Reproduce all of the material word for word.

**Figure record listings**

++++++++++++++++++++

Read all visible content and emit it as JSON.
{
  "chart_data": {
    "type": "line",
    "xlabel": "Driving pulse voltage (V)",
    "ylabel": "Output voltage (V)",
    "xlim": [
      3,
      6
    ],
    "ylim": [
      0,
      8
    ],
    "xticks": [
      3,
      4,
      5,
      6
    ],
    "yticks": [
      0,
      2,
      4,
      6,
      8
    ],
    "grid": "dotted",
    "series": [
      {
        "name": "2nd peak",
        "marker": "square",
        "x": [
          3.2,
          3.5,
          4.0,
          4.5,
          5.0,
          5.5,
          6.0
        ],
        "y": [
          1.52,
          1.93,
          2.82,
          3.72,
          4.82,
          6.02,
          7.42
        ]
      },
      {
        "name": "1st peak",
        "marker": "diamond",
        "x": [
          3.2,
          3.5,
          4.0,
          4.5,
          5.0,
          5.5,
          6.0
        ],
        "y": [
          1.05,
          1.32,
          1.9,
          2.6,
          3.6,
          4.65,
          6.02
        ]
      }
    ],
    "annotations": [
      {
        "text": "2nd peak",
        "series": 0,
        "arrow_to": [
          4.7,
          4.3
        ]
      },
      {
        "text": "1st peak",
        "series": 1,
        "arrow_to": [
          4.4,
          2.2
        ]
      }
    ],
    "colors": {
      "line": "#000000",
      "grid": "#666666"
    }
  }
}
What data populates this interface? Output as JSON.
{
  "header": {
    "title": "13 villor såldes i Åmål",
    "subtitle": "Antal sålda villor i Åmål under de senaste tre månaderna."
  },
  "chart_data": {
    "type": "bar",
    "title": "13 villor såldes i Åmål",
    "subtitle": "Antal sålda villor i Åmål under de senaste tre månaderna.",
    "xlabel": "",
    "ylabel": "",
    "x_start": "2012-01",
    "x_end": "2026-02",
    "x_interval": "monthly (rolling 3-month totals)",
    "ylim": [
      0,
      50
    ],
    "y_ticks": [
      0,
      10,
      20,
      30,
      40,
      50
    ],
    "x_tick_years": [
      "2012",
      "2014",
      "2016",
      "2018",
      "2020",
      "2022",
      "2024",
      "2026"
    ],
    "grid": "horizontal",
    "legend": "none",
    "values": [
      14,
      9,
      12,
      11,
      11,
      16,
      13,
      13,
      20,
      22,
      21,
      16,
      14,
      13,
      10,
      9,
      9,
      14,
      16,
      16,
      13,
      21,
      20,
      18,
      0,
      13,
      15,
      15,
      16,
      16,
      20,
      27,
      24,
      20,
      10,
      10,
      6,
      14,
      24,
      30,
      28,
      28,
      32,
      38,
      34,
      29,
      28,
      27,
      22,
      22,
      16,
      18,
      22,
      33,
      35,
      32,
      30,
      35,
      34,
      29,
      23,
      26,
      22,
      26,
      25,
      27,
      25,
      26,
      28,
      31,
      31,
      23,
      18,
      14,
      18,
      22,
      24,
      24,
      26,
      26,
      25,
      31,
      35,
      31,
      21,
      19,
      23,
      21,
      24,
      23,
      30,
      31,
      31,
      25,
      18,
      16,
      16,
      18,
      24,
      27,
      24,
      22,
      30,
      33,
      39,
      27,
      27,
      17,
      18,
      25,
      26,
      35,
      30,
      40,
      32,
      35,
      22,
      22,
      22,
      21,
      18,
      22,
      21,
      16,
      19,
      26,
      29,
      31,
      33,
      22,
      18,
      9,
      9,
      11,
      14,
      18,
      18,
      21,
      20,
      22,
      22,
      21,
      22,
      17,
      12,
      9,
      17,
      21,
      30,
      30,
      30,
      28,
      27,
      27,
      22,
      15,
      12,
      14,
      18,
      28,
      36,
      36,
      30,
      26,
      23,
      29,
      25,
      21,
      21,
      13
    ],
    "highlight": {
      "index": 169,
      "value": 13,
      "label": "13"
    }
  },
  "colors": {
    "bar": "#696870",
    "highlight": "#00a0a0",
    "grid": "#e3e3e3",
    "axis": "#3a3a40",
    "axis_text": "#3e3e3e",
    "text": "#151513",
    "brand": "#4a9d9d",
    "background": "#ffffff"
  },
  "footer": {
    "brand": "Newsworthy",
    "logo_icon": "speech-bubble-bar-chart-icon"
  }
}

++++++++++++++++++++

**Problem solution**
Read all visible content and emit it as JSON.
{
  "chart_data": {
    "type": "line",
    "xlabel": "Driving pulse voltage (V)",
    "ylabel": "Output voltage (V)",
    "xlim": [
      3,
      6
    ],
    "ylim": [
      0,
      8
    ],
    "xticks": [
      3,
      4,
      5,
      6
    ],
    "yticks": [
      0,
      2,
      4,
      6,
      8
    ],
    "grid": "dotted",
    "series": [
      {
        "name": "2nd peak",
        "marker": "square",
        "x": [
          3.2,
          3.5,
          4.0,
          4.5,
          5.0,
          5.5,
          6.0
        ],
        "y": [
          1.52,
          1.93,
          2.82,
          3.72,
          4.82,
          6.02,
          7.42
        ]
      },
      {
        "name": "1st peak",
        "marker": "diamond",
        "x": [
          3.2,
          3.5,
          4.0,
          4.5,
          5.0,
          5.5,
          6.0
        ],
        "y": [
          1.05,
          1.32,
          1.9,
          2.6,
          3.6,
          4.65,
          6.02
        ]
      }
    ],
    "annotations": [
      {
        "text": "2nd peak",
        "series": 0,
        "arrow_to": [
          4.7,
          4.3
        ]
      },
      {
        "text": "1st peak",
        "series": 1,
        "arrow_to": [
          4.4,
          2.2
        ]
      }
    ],
    "colors": {
      "line": "#000000",
      "grid": "#666666"
    }
  }
}
What data populates this interface? Output as JSON.
{
  "header": {
    "title": "13 villor såldes i Åmål",
    "subtitle": "Antal sålda villor i Åmål under de senaste tre månaderna."
  },
  "chart_data": {
    "type": "bar",
    "title": "13 villor såldes i Åmål",
    "subtitle": "Antal sålda villor i Åmål under de senaste tre månaderna.",
    "xlabel": "",
    "ylabel": "",
    "x_start": "2012-01",
    "x_end": "2026-02",
    "x_interval": "monthly (rolling 3-month totals)",
    "ylim": [
      0,
      50
    ],
    "y_ticks": [
      0,
      10,
      20,
      30,
      40,
      50
    ],
    "x_tick_years": [
      "2012",
      "2014",
      "2016",
      "2018",
      "2020",
      "2022",
      "2024",
      "2026"
    ],
    "grid": "horizontal",
    "legend": "none",
    "values": [
      14,
      9,
      12,
      11,
      11,
      16,
      13,
      13,
      20,
      22,
      21,
      16,
      14,
      13,
      10,
      9,
      9,
      14,
      16,
      16,
      13,
      21,
      20,
      18,
      0,
      13,
      15,
      15,
      16,
      16,
      20,
      27,
      24,
      20,
      10,
      10,
      6,
      14,
      24,
      30,
      28,
      28,
      32,
      38,
      34,
      29,
      28,
      27,
      22,
      22,
      16,
      18,
      22,
      33,
      35,
      32,
      30,
      35,
      34,
      29,
      23,
      26,
      22,
      26,
      25,
      27,
      25,
      26,
      28,
      31,
      31,
      23,
      18,
      14,
      18,
      22,
      24,
      24,
      26,
      26,
      25,
      31,
      35,
      31,
      21,
      19,
      23,
      21,
      24,
      23,
      30,
      31,
      31,
      25,
      18,
      16,
      16,
      18,
      24,
      27,
      24,
      22,
      30,
      33,
      39,
      27,
      27,
      17,
      18,
      25,
      26,
      35,
      30,
      40,
      32,
      35,
      22,
      22,
      22,
      21,
      18,
      22,
      21,
      16,
      19,
      26,
      29,
      31,
      33,
      22,
      18,
      9,
      9,
      11,
      14,
      18,
      18,
      21,
      20,
      22,
      22,
      21,
      22,
      17,
      12,
      9,
      17,
      21,
      30,
      30,
      30,
      28,
      27,
      27,
      22,
      15,
      12,
      14,
      18,
      28,
      36,
      36,
      30,
      26,
      23,
      29,
      25,
      21,
      21,
      13
    ],
    "highlight": {
      "index": 169,
      "value": 13,
      "label": "13"
    }
  },
  "colors": {
    "bar": "#696870",
    "highlight": "#00a0a0",
    "grid": "#e3e3e3",
    "axis": "#3a3a40",
    "axis_text": "#3e3e3e",
    "text": "#151513",
    "brand": "#4a9d9d",
    "background": "#ffffff"
  },
  "footer": {
    "brand": "Newsworthy",
    "logo_icon": "speech-bubble-bar-chart-icon"
  }
}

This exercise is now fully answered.